[START Supplied entries]

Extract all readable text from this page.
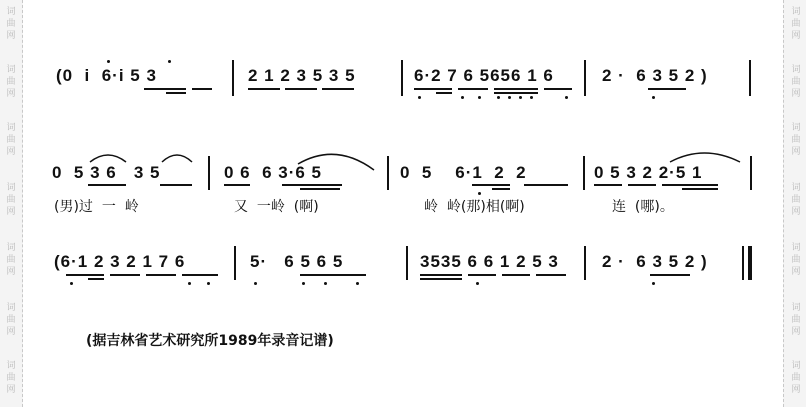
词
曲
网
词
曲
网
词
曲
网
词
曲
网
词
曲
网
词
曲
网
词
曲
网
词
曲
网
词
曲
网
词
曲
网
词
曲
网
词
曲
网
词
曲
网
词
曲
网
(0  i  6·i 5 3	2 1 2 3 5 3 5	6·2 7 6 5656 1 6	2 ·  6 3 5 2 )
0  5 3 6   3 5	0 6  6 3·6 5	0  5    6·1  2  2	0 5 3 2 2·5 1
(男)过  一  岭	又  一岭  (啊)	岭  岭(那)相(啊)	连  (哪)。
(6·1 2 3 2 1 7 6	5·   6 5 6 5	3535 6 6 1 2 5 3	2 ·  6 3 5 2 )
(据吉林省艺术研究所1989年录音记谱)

[END Supplied entries]
[START Supplied entries]

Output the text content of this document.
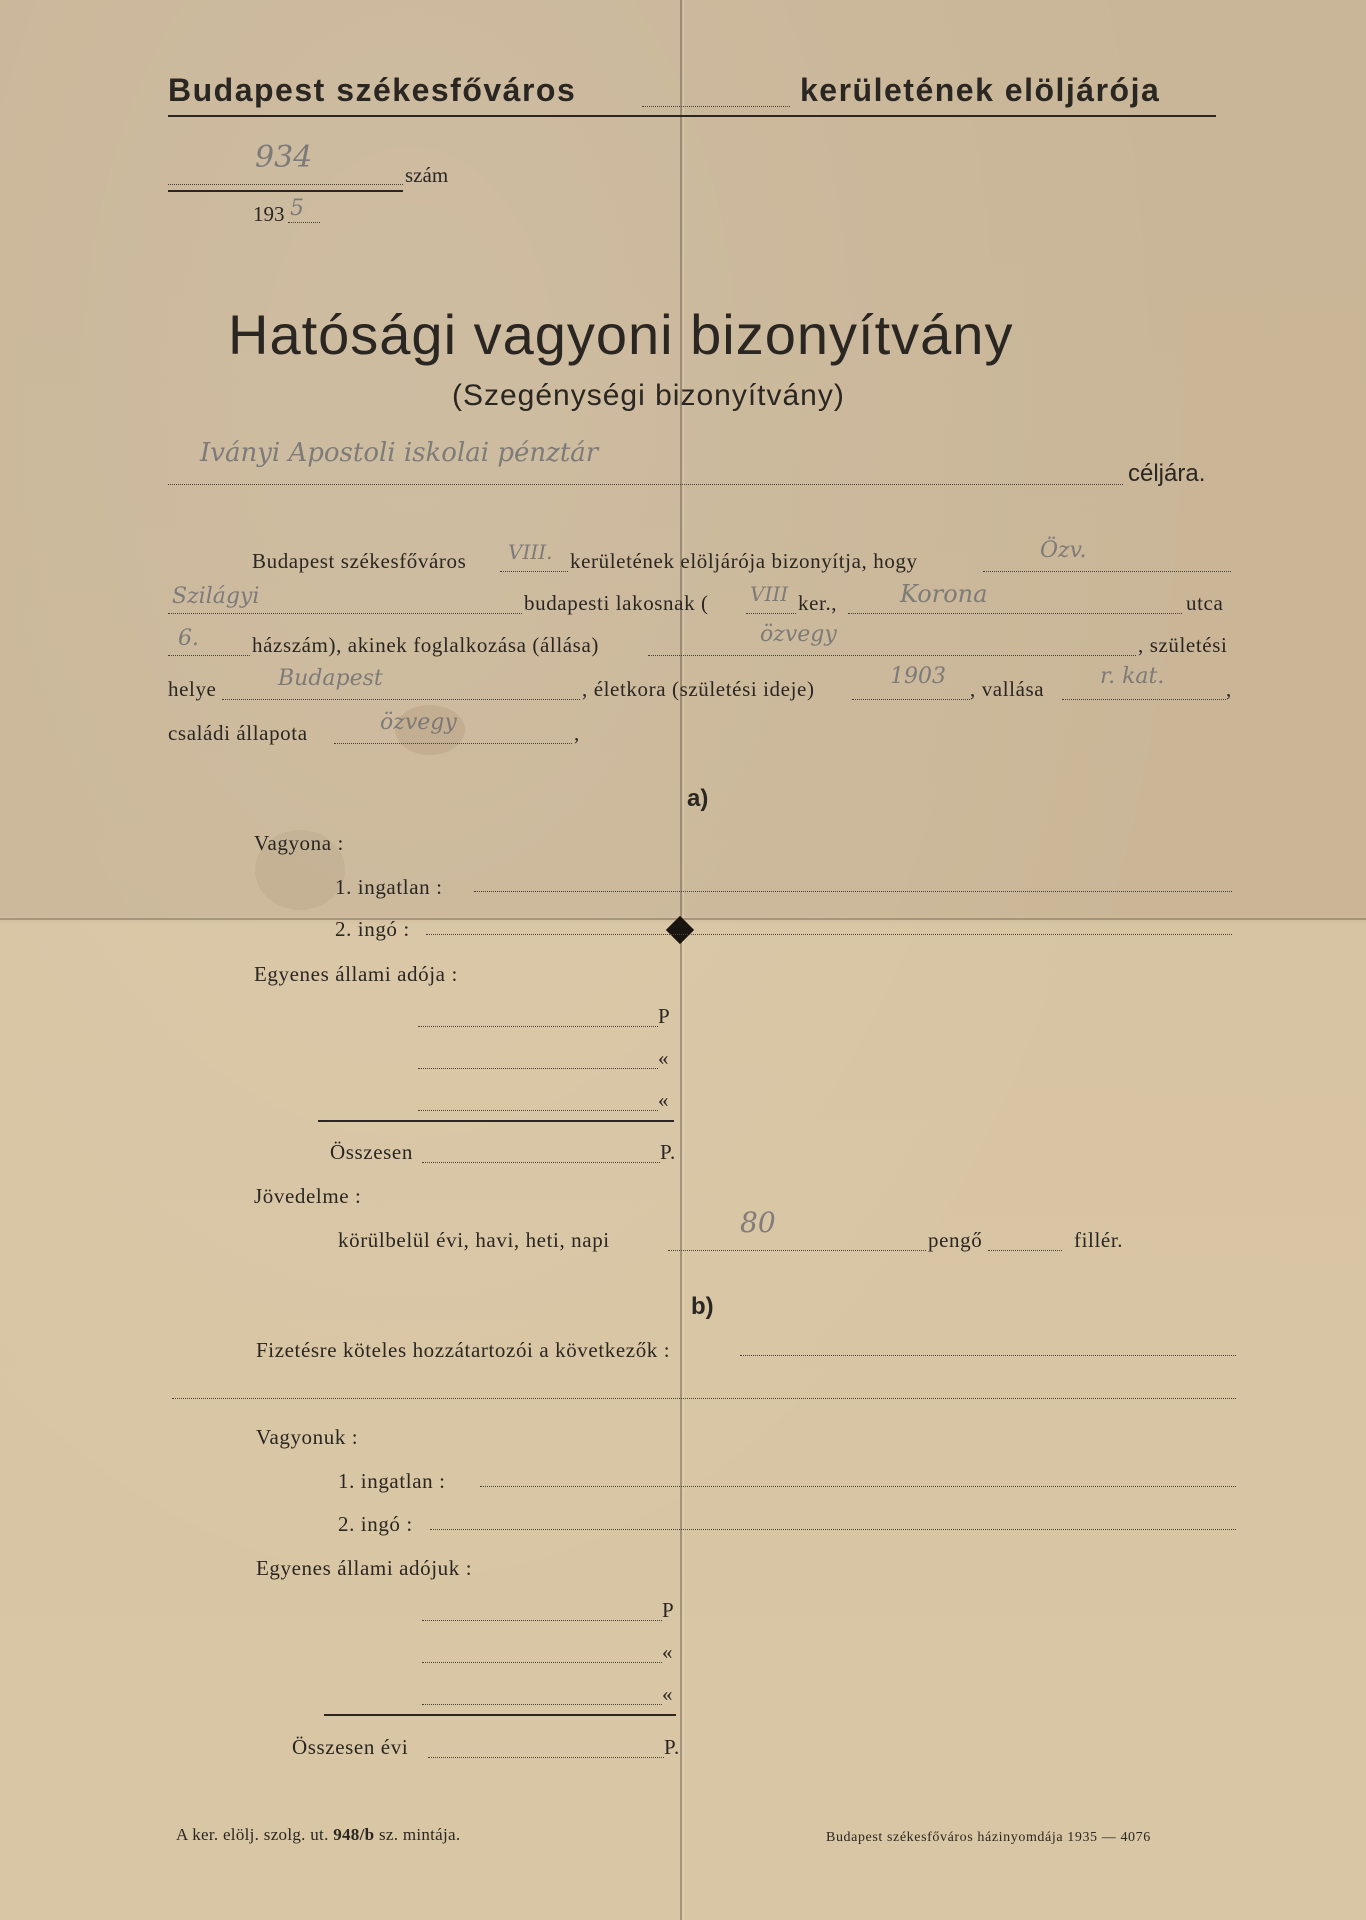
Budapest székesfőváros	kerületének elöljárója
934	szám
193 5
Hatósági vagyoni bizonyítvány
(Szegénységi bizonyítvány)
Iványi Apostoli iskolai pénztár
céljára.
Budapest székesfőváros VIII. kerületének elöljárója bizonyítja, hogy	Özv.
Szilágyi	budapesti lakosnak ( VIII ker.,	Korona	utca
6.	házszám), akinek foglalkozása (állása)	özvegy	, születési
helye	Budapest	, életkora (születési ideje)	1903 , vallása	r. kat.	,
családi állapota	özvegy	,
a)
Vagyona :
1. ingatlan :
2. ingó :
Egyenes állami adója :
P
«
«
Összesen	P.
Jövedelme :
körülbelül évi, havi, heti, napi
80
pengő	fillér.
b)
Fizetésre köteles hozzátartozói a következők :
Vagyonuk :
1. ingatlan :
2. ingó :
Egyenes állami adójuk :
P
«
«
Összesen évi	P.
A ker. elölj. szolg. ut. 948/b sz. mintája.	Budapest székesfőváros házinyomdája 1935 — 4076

[END Supplied entries]

(Problem)
Return only those lines of the records that contain the string "Egyenes".

(Worked solution)
Egyenes állami adója :
Egyenes állami adójuk :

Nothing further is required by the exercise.